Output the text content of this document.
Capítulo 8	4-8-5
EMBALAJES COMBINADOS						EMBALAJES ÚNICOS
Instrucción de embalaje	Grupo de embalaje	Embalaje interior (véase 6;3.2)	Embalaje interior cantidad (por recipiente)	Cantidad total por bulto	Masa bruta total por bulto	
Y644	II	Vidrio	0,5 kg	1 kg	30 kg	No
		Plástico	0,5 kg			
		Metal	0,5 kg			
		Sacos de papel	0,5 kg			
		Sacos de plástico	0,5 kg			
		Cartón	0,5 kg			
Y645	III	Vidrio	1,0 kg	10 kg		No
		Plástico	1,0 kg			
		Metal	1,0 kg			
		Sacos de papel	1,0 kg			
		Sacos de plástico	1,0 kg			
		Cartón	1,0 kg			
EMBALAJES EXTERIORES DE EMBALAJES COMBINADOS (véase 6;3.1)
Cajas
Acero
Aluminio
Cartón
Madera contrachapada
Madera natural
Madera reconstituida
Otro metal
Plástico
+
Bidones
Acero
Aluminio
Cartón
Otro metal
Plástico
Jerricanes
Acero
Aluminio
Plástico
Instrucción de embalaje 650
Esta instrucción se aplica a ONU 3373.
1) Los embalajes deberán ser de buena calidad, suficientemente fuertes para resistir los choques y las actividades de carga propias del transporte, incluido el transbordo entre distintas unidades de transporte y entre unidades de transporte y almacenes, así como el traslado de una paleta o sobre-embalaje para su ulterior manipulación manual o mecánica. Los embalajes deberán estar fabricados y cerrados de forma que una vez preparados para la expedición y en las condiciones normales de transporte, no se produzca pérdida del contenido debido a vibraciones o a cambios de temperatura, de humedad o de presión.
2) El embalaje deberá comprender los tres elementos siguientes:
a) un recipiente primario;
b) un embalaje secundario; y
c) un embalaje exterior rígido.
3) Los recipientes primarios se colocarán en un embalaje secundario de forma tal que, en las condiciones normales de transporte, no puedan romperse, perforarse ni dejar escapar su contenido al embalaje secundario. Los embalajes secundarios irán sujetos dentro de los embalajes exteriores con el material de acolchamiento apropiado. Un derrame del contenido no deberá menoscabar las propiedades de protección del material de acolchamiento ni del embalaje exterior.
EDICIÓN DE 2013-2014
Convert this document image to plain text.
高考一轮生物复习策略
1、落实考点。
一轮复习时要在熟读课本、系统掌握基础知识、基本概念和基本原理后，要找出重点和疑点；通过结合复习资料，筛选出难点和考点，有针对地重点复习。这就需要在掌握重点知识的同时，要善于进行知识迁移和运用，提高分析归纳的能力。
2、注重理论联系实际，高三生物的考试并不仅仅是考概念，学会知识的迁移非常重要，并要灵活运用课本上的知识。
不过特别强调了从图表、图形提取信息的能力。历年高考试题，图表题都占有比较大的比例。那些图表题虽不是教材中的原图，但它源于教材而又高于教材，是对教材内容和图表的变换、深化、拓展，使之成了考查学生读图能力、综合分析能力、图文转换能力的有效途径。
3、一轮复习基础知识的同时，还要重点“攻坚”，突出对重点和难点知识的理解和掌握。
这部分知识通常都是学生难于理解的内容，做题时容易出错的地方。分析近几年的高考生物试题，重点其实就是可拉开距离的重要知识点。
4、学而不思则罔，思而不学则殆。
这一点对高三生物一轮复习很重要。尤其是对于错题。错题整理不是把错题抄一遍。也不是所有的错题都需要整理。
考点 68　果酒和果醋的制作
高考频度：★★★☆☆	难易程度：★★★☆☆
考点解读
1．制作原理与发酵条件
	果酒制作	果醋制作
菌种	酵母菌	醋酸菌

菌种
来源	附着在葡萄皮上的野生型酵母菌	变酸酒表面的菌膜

■ TASK DIRECTIONS
Among the lines of the data above, determine how many contain the word "text". Report the number alone.

■ RESPONSE FOR THIS EXERCISE
2